# Aids to leg yield



## applecart14 (22 December 2011)

Right - time to own up.  I am really confused about how to perform a leg yield.  Say facing c on the centre line at X would I use my inside leg on the girth and outside behind the girth (which is what I have been doing), or would by outside leg stay on the girth to support the shoulder and stop it straying too much?? Or would I bring my inside leg back and have my outside leg on the girth.  I know I have to move the outside rein slightly to the outside and the inside rein across slightly to follow (but not to cross the neck).  

My horse understands me and moves across quite willingly.  So does the horse I ride for a friend, but after a couple of conversations with people I'm not sure I've been doing what I've been doing for 20 odd years correctly?????

I also use my inside leg on the girth on a circle or if we are going round a corner, but I do this sub-conciously rather than have to remember every time.  When I ask for canter my horse understands outside leg behind girth nudge more than inside leg on girth nudge.

Thanks for your help x


----------



## kerilli (22 December 2011)

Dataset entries
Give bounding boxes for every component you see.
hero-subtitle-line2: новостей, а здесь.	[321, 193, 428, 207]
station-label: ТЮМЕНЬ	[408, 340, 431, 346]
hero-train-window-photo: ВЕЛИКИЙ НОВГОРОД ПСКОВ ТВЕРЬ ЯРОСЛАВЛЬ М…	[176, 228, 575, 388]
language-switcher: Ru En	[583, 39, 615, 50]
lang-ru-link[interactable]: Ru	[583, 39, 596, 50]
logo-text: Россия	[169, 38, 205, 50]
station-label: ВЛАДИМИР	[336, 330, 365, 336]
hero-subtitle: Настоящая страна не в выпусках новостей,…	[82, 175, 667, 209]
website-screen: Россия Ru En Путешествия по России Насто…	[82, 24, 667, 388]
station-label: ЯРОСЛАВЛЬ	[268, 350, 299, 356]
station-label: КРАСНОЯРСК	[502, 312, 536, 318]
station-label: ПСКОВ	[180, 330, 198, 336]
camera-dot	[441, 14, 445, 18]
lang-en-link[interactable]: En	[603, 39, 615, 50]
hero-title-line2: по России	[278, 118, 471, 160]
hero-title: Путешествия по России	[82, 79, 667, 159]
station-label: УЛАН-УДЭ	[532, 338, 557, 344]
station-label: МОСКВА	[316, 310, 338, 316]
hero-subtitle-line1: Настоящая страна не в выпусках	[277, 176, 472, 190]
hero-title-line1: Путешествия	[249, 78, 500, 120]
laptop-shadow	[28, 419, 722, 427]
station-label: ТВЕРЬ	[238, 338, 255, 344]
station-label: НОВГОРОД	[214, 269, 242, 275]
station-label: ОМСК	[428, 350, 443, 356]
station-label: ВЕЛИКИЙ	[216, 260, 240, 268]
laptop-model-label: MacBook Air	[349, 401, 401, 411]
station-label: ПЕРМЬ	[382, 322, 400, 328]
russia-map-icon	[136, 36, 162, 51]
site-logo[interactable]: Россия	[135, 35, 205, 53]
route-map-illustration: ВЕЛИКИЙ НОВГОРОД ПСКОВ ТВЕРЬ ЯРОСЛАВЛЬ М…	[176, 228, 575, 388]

▶ _SET TASKS_
(a) List each leg-position option for a leg yield that applecart14 asks about in the leg yield thread.
(b) In the leg yield thread, which nudge does applecart14's horse understand better when asked for canter?

▶ _EXPECTED RESULTS_
(a)
- Inside leg on the girth and outside leg behind the girth
- Outside leg staying on the girth to support the shoulder and stop it straying too much
- Inside leg brought back and outside leg on the girth

(b) The outside leg behind the girth nudge.